◆ MATERIAL FOR THIS EXERCISE:
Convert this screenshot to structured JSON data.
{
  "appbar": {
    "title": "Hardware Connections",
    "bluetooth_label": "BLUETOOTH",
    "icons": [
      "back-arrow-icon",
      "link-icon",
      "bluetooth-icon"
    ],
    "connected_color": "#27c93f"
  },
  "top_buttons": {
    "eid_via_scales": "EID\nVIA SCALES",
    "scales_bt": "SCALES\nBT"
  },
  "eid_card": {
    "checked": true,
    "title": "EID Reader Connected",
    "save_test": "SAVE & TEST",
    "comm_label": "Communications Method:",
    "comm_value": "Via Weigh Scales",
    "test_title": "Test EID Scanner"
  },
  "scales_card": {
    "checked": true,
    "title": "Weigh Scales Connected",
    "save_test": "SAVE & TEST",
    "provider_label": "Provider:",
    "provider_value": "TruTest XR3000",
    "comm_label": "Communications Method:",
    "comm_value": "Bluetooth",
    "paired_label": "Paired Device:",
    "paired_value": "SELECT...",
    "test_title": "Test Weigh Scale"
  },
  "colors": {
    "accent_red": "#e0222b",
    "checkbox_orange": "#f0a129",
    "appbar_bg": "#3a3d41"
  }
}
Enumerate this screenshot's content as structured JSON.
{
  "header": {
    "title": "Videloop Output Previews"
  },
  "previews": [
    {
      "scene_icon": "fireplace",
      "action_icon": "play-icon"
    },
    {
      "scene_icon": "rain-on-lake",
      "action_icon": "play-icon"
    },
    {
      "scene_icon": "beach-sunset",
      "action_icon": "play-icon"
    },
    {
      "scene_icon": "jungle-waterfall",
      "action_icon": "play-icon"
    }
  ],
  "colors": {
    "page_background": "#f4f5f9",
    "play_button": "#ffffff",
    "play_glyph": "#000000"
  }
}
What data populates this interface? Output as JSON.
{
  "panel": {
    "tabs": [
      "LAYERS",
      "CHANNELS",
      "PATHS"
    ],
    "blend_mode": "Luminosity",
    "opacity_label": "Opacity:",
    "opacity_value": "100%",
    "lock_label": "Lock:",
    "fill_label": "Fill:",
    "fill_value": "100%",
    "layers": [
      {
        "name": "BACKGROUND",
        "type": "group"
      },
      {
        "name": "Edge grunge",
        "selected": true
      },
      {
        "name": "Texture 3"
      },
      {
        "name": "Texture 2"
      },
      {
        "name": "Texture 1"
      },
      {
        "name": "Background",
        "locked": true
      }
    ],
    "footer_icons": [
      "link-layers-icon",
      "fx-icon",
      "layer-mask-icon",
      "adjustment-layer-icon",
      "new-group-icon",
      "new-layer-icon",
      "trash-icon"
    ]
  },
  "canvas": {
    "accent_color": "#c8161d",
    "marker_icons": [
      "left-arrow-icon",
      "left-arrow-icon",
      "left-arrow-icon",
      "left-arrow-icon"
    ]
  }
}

◆ WRITTEN INSTRUCTION: Extract every entry above as it appears.

◆ TASK RESULT:
Convert this screenshot to structured JSON data.
{
  "appbar": {
    "title": "Hardware Connections",
    "bluetooth_label": "BLUETOOTH",
    "icons": [
      "back-arrow-icon",
      "link-icon",
      "bluetooth-icon"
    ],
    "connected_color": "#27c93f"
  },
  "top_buttons": {
    "eid_via_scales": "EID\nVIA SCALES",
    "scales_bt": "SCALES\nBT"
  },
  "eid_card": {
    "checked": true,
    "title": "EID Reader Connected",
    "save_test": "SAVE & TEST",
    "comm_label": "Communications Method:",
    "comm_value": "Via Weigh Scales",
    "test_title": "Test EID Scanner"
  },
  "scales_card": {
    "checked": true,
    "title": "Weigh Scales Connected",
    "save_test": "SAVE & TEST",
    "provider_label": "Provider:",
    "provider_value": "TruTest XR3000",
    "comm_label": "Communications Method:",
    "comm_value": "Bluetooth",
    "paired_label": "Paired Device:",
    "paired_value": "SELECT...",
    "test_title": "Test Weigh Scale"
  },
  "colors": {
    "accent_red": "#e0222b",
    "checkbox_orange": "#f0a129",
    "appbar_bg": "#3a3d41"
  }
}
Enumerate this screenshot's content as structured JSON.
{
  "header": {
    "title": "Videloop Output Previews"
  },
  "previews": [
    {
      "scene_icon": "fireplace",
      "action_icon": "play-icon"
    },
    {
      "scene_icon": "rain-on-lake",
      "action_icon": "play-icon"
    },
    {
      "scene_icon": "beach-sunset",
      "action_icon": "play-icon"
    },
    {
      "scene_icon": "jungle-waterfall",
      "action_icon": "play-icon"
    }
  ],
  "colors": {
    "page_background": "#f4f5f9",
    "play_button": "#ffffff",
    "play_glyph": "#000000"
  }
}
What data populates this interface? Output as JSON.
{
  "panel": {
    "tabs": [
      "LAYERS",
      "CHANNELS",
      "PATHS"
    ],
    "blend_mode": "Luminosity",
    "opacity_label": "Opacity:",
    "opacity_value": "100%",
    "lock_label": "Lock:",
    "fill_label": "Fill:",
    "fill_value": "100%",
    "layers": [
      {
        "name": "BACKGROUND",
        "type": "group"
      },
      {
        "name": "Edge grunge",
        "selected": true
      },
      {
        "name": "Texture 3"
      },
      {
        "name": "Texture 2"
      },
      {
        "name": "Texture 1"
      },
      {
        "name": "Background",
        "locked": true
      }
    ],
    "footer_icons": [
      "link-layers-icon",
      "fx-icon",
      "layer-mask-icon",
      "adjustment-layer-icon",
      "new-group-icon",
      "new-layer-icon",
      "trash-icon"
    ]
  },
  "canvas": {
    "accent_color": "#c8161d",
    "marker_icons": [
      "left-arrow-icon",
      "left-arrow-icon",
      "left-arrow-icon",
      "left-arrow-icon"
    ]
  }
}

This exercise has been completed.